[DATA PROVIDED]:

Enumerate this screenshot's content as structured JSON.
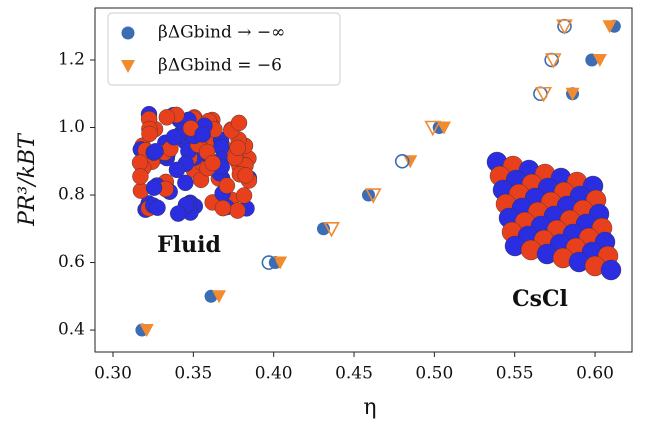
{
  "chart_data": {
    "type": "scatter",
    "xlabel": "η",
    "ylabel": "PR³/kBT",
    "xlim": [
      0.2888,
      0.623
    ],
    "ylim": [
      0.335,
      1.354
    ],
    "xticks": [
      {
        "value": 0.3,
        "label": "0.30"
      },
      {
        "value": 0.35,
        "label": "0.35"
      },
      {
        "value": 0.4,
        "label": "0.40"
      },
      {
        "value": 0.45,
        "label": "0.45"
      },
      {
        "value": 0.5,
        "label": "0.50"
      },
      {
        "value": 0.55,
        "label": "0.55"
      },
      {
        "value": 0.6,
        "label": "0.60"
      }
    ],
    "yticks": [
      0.4,
      0.6,
      0.8,
      {
        "value": 1.0,
        "label": "1.0"
      },
      1.2
    ],
    "legend": "upper-left",
    "annotations": [
      "Fluid",
      "CsCl"
    ],
    "series": [
      {
        "name": "βΔGbind → −∞",
        "color": "#3a6db5",
        "marker": "circle",
        "filled": true,
        "x": [
          0.318,
          0.361,
          0.401,
          0.431,
          0.459,
          0.503,
          0.586,
          0.598,
          0.612
        ],
        "values": [
          0.4,
          0.5,
          0.6,
          0.7,
          0.8,
          1.0,
          1.1,
          1.2,
          1.3
        ]
      },
      {
        "name": "βΔGbind = −6",
        "color": "#f28a30",
        "marker": "triangle",
        "filled": true,
        "x": [
          0.321,
          0.366,
          0.404,
          0.485,
          0.506,
          0.586,
          0.603,
          0.609
        ],
        "values": [
          0.4,
          0.5,
          0.6,
          0.9,
          1.0,
          1.1,
          1.2,
          1.3
        ]
      },
      {
        "color": "#3a6db5",
        "marker": "circle",
        "filled": false,
        "x": [
          0.397,
          0.48,
          0.566,
          0.573,
          0.581
        ],
        "values": [
          0.6,
          0.9,
          1.1,
          1.2,
          1.3
        ]
      },
      {
        "color": "#f28a30",
        "marker": "triangle",
        "filled": false,
        "x": [
          0.436,
          0.462,
          0.499,
          0.568,
          0.574,
          0.581
        ],
        "values": [
          0.7,
          0.8,
          1.0,
          1.1,
          1.2,
          1.3
        ]
      }
    ]
  }
}
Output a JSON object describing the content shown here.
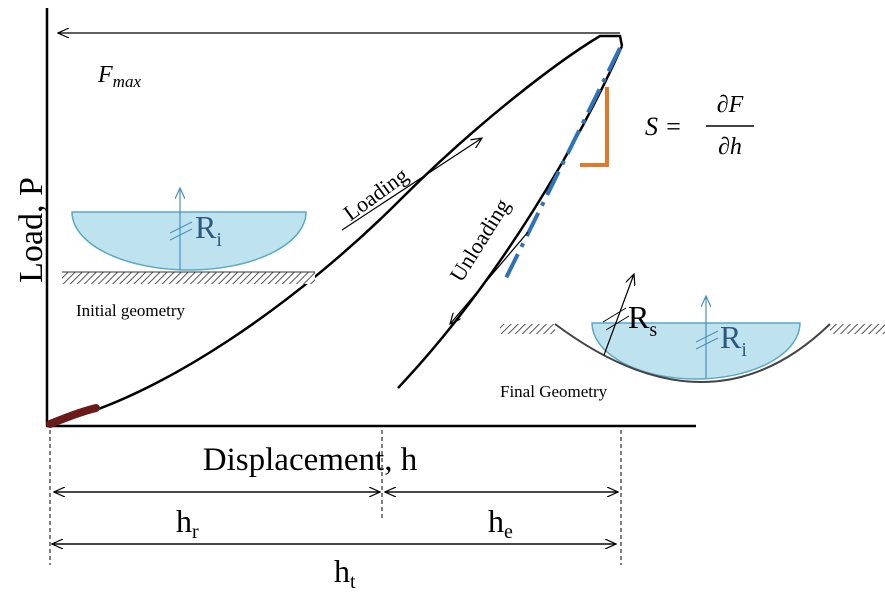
{
  "f_max": {
    "main": "F",
    "sub": "max"
  },
  "loading": "Loading",
  "unloading": "Unloading",
  "stiffness": {
    "lhs": "S =",
    "numerator": "∂F",
    "denominator": "∂h"
  },
  "y_axis_label": "Load, P",
  "x_axis_label": "Displacement, h",
  "initial_geometry": {
    "label": "Initial geometry",
    "radius": {
      "main": "R",
      "sub": "i"
    }
  },
  "final_geometry": {
    "label": "Final Geometry",
    "radius_s": {
      "main": "R",
      "sub": "s"
    },
    "radius_i": {
      "main": "R",
      "sub": "i"
    }
  },
  "h_r": {
    "main": "h",
    "sub": "r"
  },
  "h_e": {
    "main": "h",
    "sub": "e"
  },
  "h_t": {
    "main": "h",
    "sub": "t"
  }
}
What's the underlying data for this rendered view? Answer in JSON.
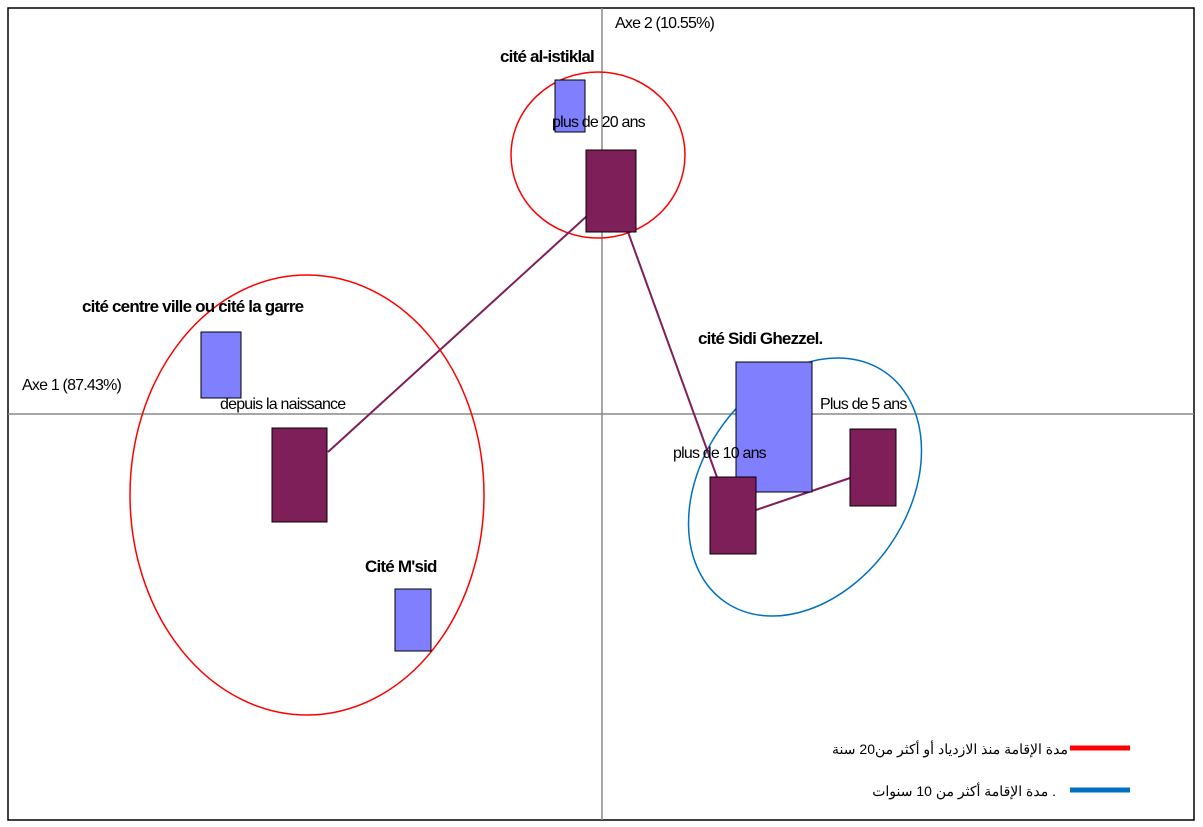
{
  "axes": {
    "x_label": "Axe 1 (87.43%)",
    "y_label": "Axe 2 (10.55%)"
  },
  "nodes": [
    {
      "label": "cité al-istiklal"
    },
    {
      "label": "plus de 20 ans"
    },
    {
      "label": "cité centre ville ou cité la garre"
    },
    {
      "label": "depuis la naissance"
    },
    {
      "label": "Cité M'sid"
    },
    {
      "label": "cité Sidi Ghezzel."
    },
    {
      "label": "Plus de 5 ans"
    },
    {
      "label": "plus de 10 ans"
    }
  ],
  "legend": [
    {
      "label": "مدة الإقامة منذ الازدياد أو أكثر من20 سنة",
      "color": "#ff0000"
    },
    {
      "label": "مدة الإقامة أكثر من 10  سنوات .",
      "color": "#0070c0"
    }
  ]
}
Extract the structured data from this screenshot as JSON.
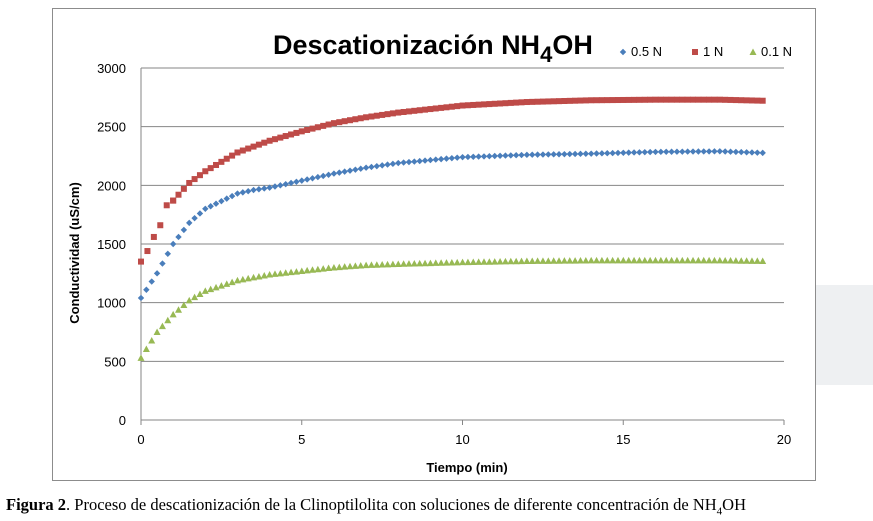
{
  "caption": {
    "label": "Figura 2",
    "text": ". Proceso de descationización de la Clinoptilolita con soluciones de diferente concentración de NH",
    "sub": "4",
    "tail": "OH"
  },
  "colors": {
    "series_0_5N": "#4a7ebb",
    "series_1N": "#be4b48",
    "series_0_1N": "#98b954",
    "grid": "#868686",
    "axis_text": "#000000"
  },
  "chart_data": {
    "type": "scatter",
    "title": "Descationización NH",
    "title_sub": "4",
    "title_tail": "OH",
    "xlabel": "Tiempo (min)",
    "ylabel": "Conductividad (uS/cm)",
    "xlim": [
      0,
      20
    ],
    "ylim": [
      0,
      3000
    ],
    "x_ticks": [
      "0",
      "5",
      "10",
      "15",
      "20"
    ],
    "y_ticks": [
      "0",
      "500",
      "1000",
      "1500",
      "2000",
      "2500",
      "3000"
    ],
    "legend_position": "top-right",
    "grid": "horizontal",
    "series": [
      {
        "name": "0.5 N",
        "marker": "diamond",
        "color": "#4a7ebb",
        "points": [
          [
            0,
            1040
          ],
          [
            0.5,
            1250
          ],
          [
            1,
            1500
          ],
          [
            1.5,
            1680
          ],
          [
            2,
            1800
          ],
          [
            3,
            1930
          ],
          [
            3.5,
            1960
          ],
          [
            4,
            1980
          ],
          [
            5,
            2040
          ],
          [
            6,
            2100
          ],
          [
            7,
            2150
          ],
          [
            8,
            2190
          ],
          [
            10,
            2240
          ],
          [
            12,
            2260
          ],
          [
            14,
            2270
          ],
          [
            16,
            2285
          ],
          [
            18,
            2290
          ],
          [
            19.5,
            2275
          ]
        ]
      },
      {
        "name": "1 N",
        "marker": "square",
        "color": "#be4b48",
        "points": [
          [
            0,
            1350
          ],
          [
            0.2,
            1440
          ],
          [
            0.4,
            1560
          ],
          [
            0.6,
            1660
          ],
          [
            0.8,
            1830
          ],
          [
            1,
            1870
          ],
          [
            1.5,
            2020
          ],
          [
            2,
            2120
          ],
          [
            3,
            2280
          ],
          [
            4,
            2380
          ],
          [
            5,
            2460
          ],
          [
            6,
            2530
          ],
          [
            7,
            2580
          ],
          [
            8,
            2620
          ],
          [
            10,
            2680
          ],
          [
            12,
            2710
          ],
          [
            14,
            2725
          ],
          [
            16,
            2730
          ],
          [
            18,
            2730
          ],
          [
            19.5,
            2720
          ]
        ]
      },
      {
        "name": "0.1 N",
        "marker": "triangle",
        "color": "#98b954",
        "points": [
          [
            0,
            530
          ],
          [
            0.2,
            620
          ],
          [
            0.5,
            750
          ],
          [
            1,
            900
          ],
          [
            1.5,
            1020
          ],
          [
            2,
            1100
          ],
          [
            3,
            1190
          ],
          [
            4,
            1240
          ],
          [
            5,
            1270
          ],
          [
            6,
            1300
          ],
          [
            7,
            1320
          ],
          [
            8,
            1330
          ],
          [
            10,
            1345
          ],
          [
            12,
            1355
          ],
          [
            14,
            1360
          ],
          [
            16,
            1360
          ],
          [
            18,
            1360
          ],
          [
            19.5,
            1355
          ]
        ]
      }
    ]
  }
}
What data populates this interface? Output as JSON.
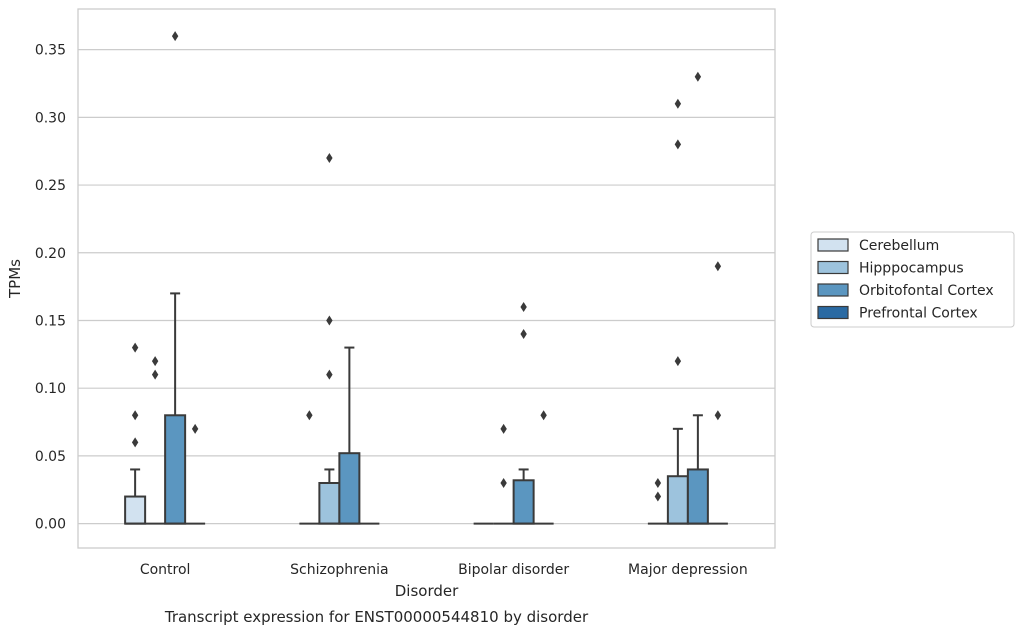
{
  "chart_data": {
    "type": "box",
    "xlabel": "Disorder",
    "ylabel": "TPMs",
    "caption": "Transcript expression for ENST00000544810 by disorder",
    "ylim": [
      -0.018,
      0.38
    ],
    "yticks": [
      "0.00",
      "0.05",
      "0.10",
      "0.15",
      "0.20",
      "0.25",
      "0.30",
      "0.35"
    ],
    "grid": "horizontal",
    "legend_position": "right",
    "categories": [
      "Control",
      "Schizophrenia",
      "Bipolar disorder",
      "Major depression"
    ],
    "series": [
      {
        "name": "Cerebellum",
        "color": "#d2e2f0",
        "boxes": [
          {
            "q1": 0,
            "median": 0,
            "q3": 0.02,
            "whisker_low": 0,
            "whisker_high": 0.04,
            "outliers": [
              0.06,
              0.08,
              0.13
            ]
          },
          {
            "q1": 0,
            "median": 0,
            "q3": 0,
            "whisker_low": 0,
            "whisker_high": 0,
            "outliers": [
              0.08
            ]
          },
          {
            "q1": 0,
            "median": 0,
            "q3": 0,
            "whisker_low": 0,
            "whisker_high": 0,
            "outliers": []
          },
          {
            "q1": 0,
            "median": 0,
            "q3": 0,
            "whisker_low": 0,
            "whisker_high": 0,
            "outliers": [
              0.02,
              0.03
            ]
          }
        ]
      },
      {
        "name": "Hipppocampus",
        "color": "#9dc3dd",
        "boxes": [
          {
            "q1": 0,
            "median": 0,
            "q3": 0,
            "whisker_low": 0,
            "whisker_high": 0,
            "outliers": [
              0.11,
              0.12
            ]
          },
          {
            "q1": 0,
            "median": 0,
            "q3": 0.03,
            "whisker_low": 0,
            "whisker_high": 0.04,
            "outliers": [
              0.11,
              0.15,
              0.27
            ]
          },
          {
            "q1": 0,
            "median": 0,
            "q3": 0,
            "whisker_low": 0,
            "whisker_high": 0,
            "outliers": [
              0.03,
              0.07
            ]
          },
          {
            "q1": 0,
            "median": 0,
            "q3": 0.035,
            "whisker_low": 0,
            "whisker_high": 0.07,
            "outliers": [
              0.12,
              0.28,
              0.31
            ]
          }
        ]
      },
      {
        "name": "Orbitofontal Cortex",
        "color": "#5b96c0",
        "boxes": [
          {
            "q1": 0,
            "median": 0,
            "q3": 0.08,
            "whisker_low": 0,
            "whisker_high": 0.17,
            "outliers": [
              0.36
            ]
          },
          {
            "q1": 0,
            "median": 0,
            "q3": 0.052,
            "whisker_low": 0,
            "whisker_high": 0.13,
            "outliers": []
          },
          {
            "q1": 0,
            "median": 0,
            "q3": 0.032,
            "whisker_low": 0,
            "whisker_high": 0.04,
            "outliers": [
              0.14,
              0.16
            ]
          },
          {
            "q1": 0,
            "median": 0,
            "q3": 0.04,
            "whisker_low": 0,
            "whisker_high": 0.08,
            "outliers": [
              0.33
            ]
          }
        ]
      },
      {
        "name": "Prefrontal Cortex",
        "color": "#2a6aa3",
        "boxes": [
          {
            "q1": 0,
            "median": 0,
            "q3": 0,
            "whisker_low": 0,
            "whisker_high": 0,
            "outliers": [
              0.07
            ]
          },
          {
            "q1": 0,
            "median": 0,
            "q3": 0,
            "whisker_low": 0,
            "whisker_high": 0,
            "outliers": []
          },
          {
            "q1": 0,
            "median": 0,
            "q3": 0,
            "whisker_low": 0,
            "whisker_high": 0,
            "outliers": [
              0.08
            ]
          },
          {
            "q1": 0,
            "median": 0,
            "q3": 0,
            "whisker_low": 0,
            "whisker_high": 0,
            "outliers": [
              0.08,
              0.19
            ]
          }
        ]
      }
    ]
  }
}
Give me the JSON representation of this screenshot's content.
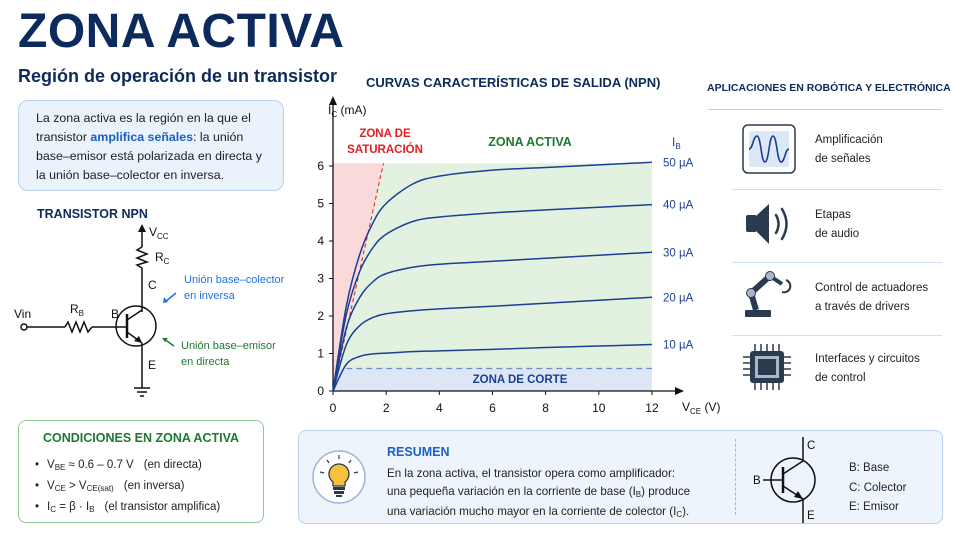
{
  "header": {
    "title": "ZONA ACTIVA",
    "subtitle": "Región de operación de un transistor"
  },
  "intro": {
    "before": "La zona activa es la región en la que el transistor ",
    "highlight": "amplifica señales",
    "after": ": la unión base–emisor está polarizada en directa y la unión base–colector en inversa."
  },
  "circuit": {
    "title": "TRANSISTOR NPN",
    "vcc": "V",
    "vcc_sub": "CC",
    "rc": "R",
    "rc_sub": "C",
    "rb": "R",
    "rb_sub": "B",
    "vin": "Vin",
    "b": "B",
    "c": "C",
    "e": "E",
    "bc_note": [
      "Unión base–colector",
      "en inversa"
    ],
    "be_note": [
      "Unión base–emisor",
      "en directa"
    ]
  },
  "conditions": {
    "title": "CONDICIONES EN ZONA ACTIVA",
    "items": [
      {
        "a": "V",
        "a_sub": "BE",
        "b": " ≈ 0.6 – 0.7 V",
        "b_sub": "",
        "c": "",
        "note": "(en directa)"
      },
      {
        "a": "V",
        "a_sub": "CE",
        "b": " > V",
        "b_sub": "CE(sat)",
        "c": "",
        "note": "(en inversa)"
      },
      {
        "a": "I",
        "a_sub": "C",
        "b": " = β · I",
        "b_sub": "B",
        "c": "",
        "note": "(el transistor amplifica)"
      }
    ]
  },
  "chart_data": {
    "type": "line",
    "title": "CURVAS CARACTERÍSTICAS DE SALIDA (NPN)",
    "xlabel": "V",
    "xlabel_sub": "CE",
    "xlabel_unit": " (V)",
    "ylabel": "I",
    "ylabel_sub": "C",
    "ylabel_unit": " (mA)",
    "xlim": [
      0,
      12
    ],
    "ylim": [
      0,
      6
    ],
    "xticks": [
      0,
      2,
      4,
      6,
      8,
      10,
      12
    ],
    "yticks": [
      0,
      1,
      2,
      3,
      4,
      5,
      6
    ],
    "legend_title": "I",
    "legend_title_sub": "B",
    "x": [
      0,
      0.5,
      1,
      1.5,
      2,
      3,
      4,
      6,
      8,
      10,
      12
    ],
    "series": [
      {
        "name": "10 µA",
        "values": [
          0,
          0.71,
          0.92,
          0.99,
          1.01,
          1.05,
          1.07,
          1.11,
          1.16,
          1.2,
          1.24
        ]
      },
      {
        "name": "20 µA",
        "values": [
          0,
          1.23,
          1.74,
          1.96,
          2.06,
          2.14,
          2.19,
          2.26,
          2.34,
          2.42,
          2.5
        ]
      },
      {
        "name": "30 µA",
        "values": [
          0,
          1.67,
          2.49,
          2.91,
          3.13,
          3.3,
          3.38,
          3.46,
          3.54,
          3.62,
          3.7
        ]
      },
      {
        "name": "40 µA",
        "values": [
          0,
          2.04,
          3.18,
          3.82,
          4.18,
          4.52,
          4.64,
          4.75,
          4.83,
          4.9,
          4.97
        ]
      },
      {
        "name": "50 µA",
        "values": [
          0,
          2.26,
          3.63,
          4.48,
          5.0,
          5.52,
          5.73,
          5.89,
          5.96,
          6.03,
          6.1
        ]
      }
    ],
    "regions": {
      "saturation": {
        "label": [
          "ZONA DE",
          "SATURACIÓN"
        ],
        "color": "#f9d9d9",
        "boundary_line": [
          [
            0,
            0
          ],
          [
            1.9,
            6.07
          ]
        ]
      },
      "active": {
        "label": "ZONA ACTIVA",
        "color": "#e3f1e0"
      },
      "cutoff": {
        "label": "ZONA DE CORTE",
        "color": "#dce6f5",
        "boundary_ic": 0.6
      }
    },
    "grid": false,
    "colors": {
      "curve": "#1c3f94",
      "saturation_text": "#e02020",
      "active_text": "#1e7a2e",
      "cutoff_text": "#1c3f94"
    }
  },
  "apps": {
    "title": "APLICACIONES EN ROBÓTICA Y ELECTRÓNICA",
    "items": [
      {
        "icon": "waveform-icon",
        "lines": [
          "Amplificación",
          "de señales"
        ]
      },
      {
        "icon": "speaker-icon",
        "lines": [
          "Etapas",
          "de audio"
        ]
      },
      {
        "icon": "robot-arm-icon",
        "lines": [
          "Control de actuadores",
          "a través de drivers"
        ]
      },
      {
        "icon": "chip-icon",
        "lines": [
          "Interfaces y circuitos",
          "de control"
        ]
      }
    ]
  },
  "summary": {
    "title": "RESUMEN",
    "line1": "En la zona activa, el transistor opera como amplificador:",
    "line2a": "una pequeña variación en la corriente de base (I",
    "line2_sub": "B",
    "line2b": ") produce",
    "line3a": "una variación mucho mayor en la corriente de colector (I",
    "line3_sub": "C",
    "line3b": ").",
    "symbol": {
      "b": "B",
      "c": "C",
      "e": "E"
    },
    "legend": [
      "B: Base",
      "C: Colector",
      "E: Emisor"
    ]
  }
}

[WORK INSTRUCTIONS]:
Pick out every line with the string "JSON" and copy it.

[OUTPUT]:
Enumerate this screenshot's content as structured JSON.
Output a JSON object describing the content shown here.
What's the underlying data for this rendered view? Answer in JSON.
Extract the structured data from this screenshot as JSON.
What data populates this interface? Output as JSON.
Give me the JSON representation of this screenshot's content.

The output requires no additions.